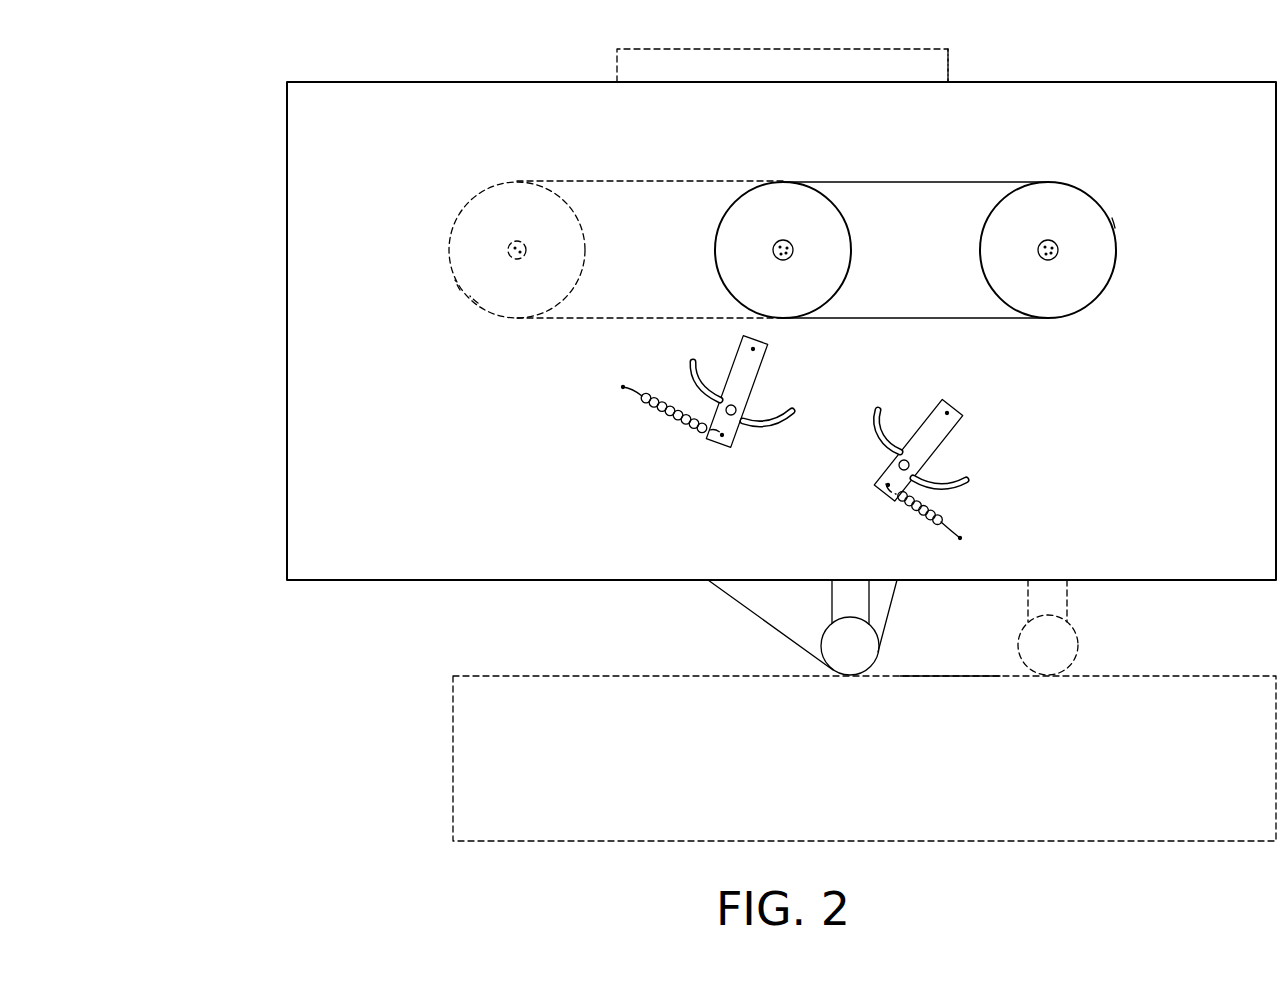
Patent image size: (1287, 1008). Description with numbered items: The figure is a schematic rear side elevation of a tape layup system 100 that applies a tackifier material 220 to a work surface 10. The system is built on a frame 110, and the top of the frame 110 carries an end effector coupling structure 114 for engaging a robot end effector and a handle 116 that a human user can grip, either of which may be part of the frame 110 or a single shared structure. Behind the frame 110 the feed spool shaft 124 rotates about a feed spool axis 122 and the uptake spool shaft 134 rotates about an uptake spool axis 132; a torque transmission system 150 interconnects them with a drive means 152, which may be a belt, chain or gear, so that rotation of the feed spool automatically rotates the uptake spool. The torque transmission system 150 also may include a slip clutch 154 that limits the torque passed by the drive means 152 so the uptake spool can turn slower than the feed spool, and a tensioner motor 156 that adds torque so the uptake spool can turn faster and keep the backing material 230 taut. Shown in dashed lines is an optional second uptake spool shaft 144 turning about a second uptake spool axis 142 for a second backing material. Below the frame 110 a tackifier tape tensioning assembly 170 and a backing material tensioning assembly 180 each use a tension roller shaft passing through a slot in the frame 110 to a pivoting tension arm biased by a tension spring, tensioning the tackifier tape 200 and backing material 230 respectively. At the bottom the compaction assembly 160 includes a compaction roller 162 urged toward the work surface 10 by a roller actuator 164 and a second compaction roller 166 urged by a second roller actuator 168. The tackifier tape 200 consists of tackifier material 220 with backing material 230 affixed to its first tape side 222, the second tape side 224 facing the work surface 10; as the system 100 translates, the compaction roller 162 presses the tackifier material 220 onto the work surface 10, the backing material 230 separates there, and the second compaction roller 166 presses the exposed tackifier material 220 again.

The work surface 10 is at (485, 676).
The tape layup system 100 is at (172, 90).
The frame 110 is at (317, 77).
The end effector coupling structure 114 is at (650, 47).
The handle 116 is at (915, 47).
The feed spool axis 122 is at (777, 260).
The feed spool shaft 124 is at (790, 258).
The uptake spool axis 132 is at (1042, 243).
The uptake spool shaft 134 is at (1050, 262).
The second uptake spool axis 142 is at (525, 242).
The second uptake spool shaft 144 is at (505, 250).
The torque transmission system 150 is at (773, 232).
The drive means 152 is at (607, 181).
The slip clutch 154 is at (458, 290).
The tensioner motor 156 is at (478, 303).
The compaction assembly 160 is at (942, 605).
The compaction roller 162 is at (820, 640).
The roller actuator 164 is at (830, 600).
The second compaction roller 166 is at (1080, 653).
The second roller actuator 168 is at (1072, 597).
The tackifier tape tensioning assembly 170 is at (694, 417).
The backing material tensioning assembly 180 is at (937, 459).
The tackifier tape 200 is at (727, 612).
The tackifier material 220 is at (771, 631).
The first tape side 222 is at (932, 676).
The second tape side 224 is at (958, 680).
The backing material 230 is at (893, 602).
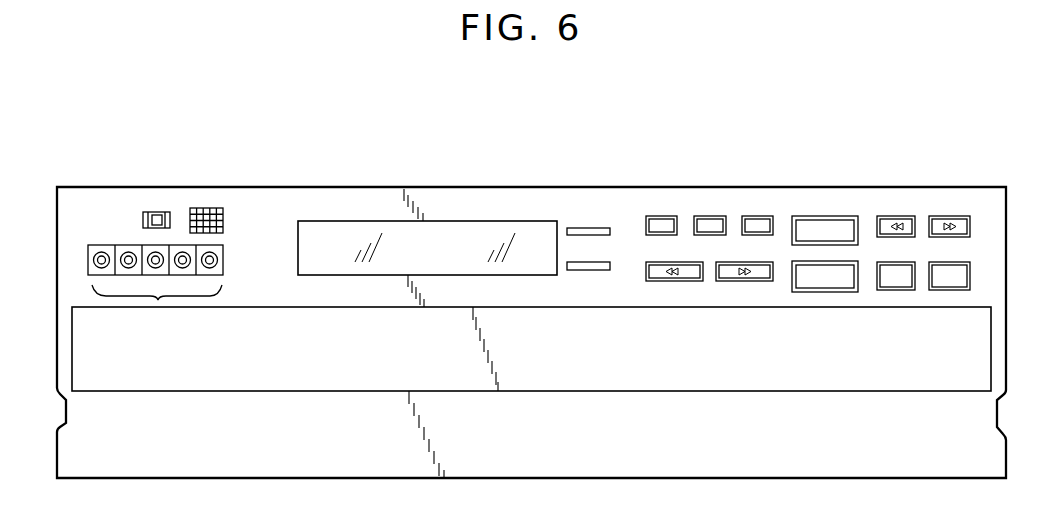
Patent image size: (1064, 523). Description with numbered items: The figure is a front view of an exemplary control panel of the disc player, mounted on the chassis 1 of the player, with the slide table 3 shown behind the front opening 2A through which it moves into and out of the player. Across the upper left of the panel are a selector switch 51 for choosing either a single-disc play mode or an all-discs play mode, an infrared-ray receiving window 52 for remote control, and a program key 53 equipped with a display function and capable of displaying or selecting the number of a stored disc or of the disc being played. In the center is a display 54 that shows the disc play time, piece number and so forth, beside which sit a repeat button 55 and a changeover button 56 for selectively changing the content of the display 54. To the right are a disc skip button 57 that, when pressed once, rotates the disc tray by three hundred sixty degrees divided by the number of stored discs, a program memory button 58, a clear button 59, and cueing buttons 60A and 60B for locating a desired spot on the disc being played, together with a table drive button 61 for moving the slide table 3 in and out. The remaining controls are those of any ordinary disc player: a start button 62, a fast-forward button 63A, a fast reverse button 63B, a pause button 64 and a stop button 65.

The chassis 1 is at (997, 231).
The front opening 2A is at (545, 389).
The slide table 3 is at (977, 357).
The selector switch 51 is at (157, 212).
The infrared-ray receiving window 52 is at (208, 208).
The program key 53 is at (155, 289).
The display 54 is at (388, 221).
The repeat button 55 is at (587, 227).
The changeover button 56 is at (606, 262).
The disc skip button 57 is at (657, 216).
The program memory button 58 is at (703, 216).
The clear button 59 is at (752, 216).
The cueing button 60A is at (683, 277).
The cueing button 60B is at (757, 277).
The table drive button 61 is at (820, 216).
The start button 62 is at (823, 282).
The fast-forward button 63A is at (890, 216).
The fast reverse button 63B is at (946, 216).
The pause button 64 is at (893, 283).
The stop button 65 is at (940, 283).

_REQUIRED TASK_
Please quote every line of the items above word for word, leaving out the pictures.

_OUTPUT FOR THIS TASK_
Patent image size: (1287, 1008). Description with numbered items: The figure is a schematic rear side elevation of a tape layup system 100 that applies a tackifier material 220 to a work surface 10. The system is built on a frame 110, and the top of the frame 110 carries an end effector coupling structure 114 for engaging a robot end effector and a handle 116 that a human user can grip, either of which may be part of the frame 110 or a single shared structure. Behind the frame 110 the feed spool shaft 124 rotates about a feed spool axis 122 and the uptake spool shaft 134 rotates about an uptake spool axis 132; a torque transmission system 150 interconnects them with a drive means 152, which may be a belt, chain or gear, so that rotation of the feed spool automatically rotates the uptake spool. The torque transmission system 150 also may include a slip clutch 154 that limits the torque passed by the drive means 152 so the uptake spool can turn slower than the feed spool, and a tensioner motor 156 that adds torque so the uptake spool can turn faster and keep the backing material 230 taut. Shown in dashed lines is an optional second uptake spool shaft 144 turning about a second uptake spool axis 142 for a second backing material. Below the frame 110 a tackifier tape tensioning assembly 170 and a backing material tensioning assembly 180 each use a tension roller shaft passing through a slot in the frame 110 to a pivoting tension arm biased by a tension spring, tensioning the tackifier tape 200 and backing material 230 respectively. At the bottom the compaction assembly 160 includes a compaction roller 162 urged toward the work surface 10 by a roller actuator 164 and a second compaction roller 166 urged by a second roller actuator 168. The tackifier tape 200 consists of tackifier material 220 with backing material 230 affixed to its first tape side 222, the second tape side 224 facing the work surface 10; as the system 100 translates, the compaction roller 162 presses the tackifier material 220 onto the work surface 10, the backing material 230 separates there, and the second compaction roller 166 presses the exposed tackifier material 220 again.

The work surface 10 is at (485, 676).
The tape layup system 100 is at (172, 90).
The frame 110 is at (317, 77).
The end effector coupling structure 114 is at (650, 47).
The handle 116 is at (915, 47).
The feed spool axis 122 is at (777, 260).
The feed spool shaft 124 is at (790, 258).
The uptake spool axis 132 is at (1042, 243).
The uptake spool shaft 134 is at (1050, 262).
The second uptake spool axis 142 is at (525, 242).
The second uptake spool shaft 144 is at (505, 250).
The torque transmission system 150 is at (773, 232).
The drive means 152 is at (607, 181).
The slip clutch 154 is at (458, 290).
The tensioner motor 156 is at (478, 303).
The compaction assembly 160 is at (942, 605).
The compaction roller 162 is at (820, 640).
The roller actuator 164 is at (830, 600).
The second compaction roller 166 is at (1080, 653).
The second roller actuator 168 is at (1072, 597).
The tackifier tape tensioning assembly 170 is at (694, 417).
The backing material tensioning assembly 180 is at (937, 459).
The tackifier tape 200 is at (727, 612).
The tackifier material 220 is at (771, 631).
The first tape side 222 is at (932, 676).
The second tape side 224 is at (958, 680).
The backing material 230 is at (893, 602).
Patent image size: (1064, 523). Description with numbered items: The figure is a front view of an exemplary control panel of the disc player, mounted on the chassis 1 of the player, with the slide table 3 shown behind the front opening 2A through which it moves into and out of the player. Across the upper left of the panel are a selector switch 51 for choosing either a single-disc play mode or an all-discs play mode, an infrared-ray receiving window 52 for remote control, and a program key 53 equipped with a display function and capable of displaying or selecting the number of a stored disc or of the disc being played. In the center is a display 54 that shows the disc play time, piece number and so forth, beside which sit a repeat button 55 and a changeover button 56 for selectively changing the content of the display 54. To the right are a disc skip button 57 that, when pressed once, rotates the disc tray by three hundred sixty degrees divided by the number of stored discs, a program memory button 58, a clear button 59, and cueing buttons 60A and 60B for locating a desired spot on the disc being played, together with a table drive button 61 for moving the slide table 3 in and out. The remaining controls are those of any ordinary disc player: a start button 62, a fast-forward button 63A, a fast reverse button 63B, a pause button 64 and a stop button 65.

The chassis 1 is at (997, 231).
The front opening 2A is at (545, 389).
The slide table 3 is at (977, 357).
The selector switch 51 is at (157, 212).
The infrared-ray receiving window 52 is at (208, 208).
The program key 53 is at (155, 289).
The display 54 is at (388, 221).
The repeat button 55 is at (587, 227).
The changeover button 56 is at (606, 262).
The disc skip button 57 is at (657, 216).
The program memory button 58 is at (703, 216).
The clear button 59 is at (752, 216).
The cueing button 60A is at (683, 277).
The cueing button 60B is at (757, 277).
The table drive button 61 is at (820, 216).
The start button 62 is at (823, 282).
The fast-forward button 63A is at (890, 216).
The fast reverse button 63B is at (946, 216).
The pause button 64 is at (893, 283).
The stop button 65 is at (940, 283).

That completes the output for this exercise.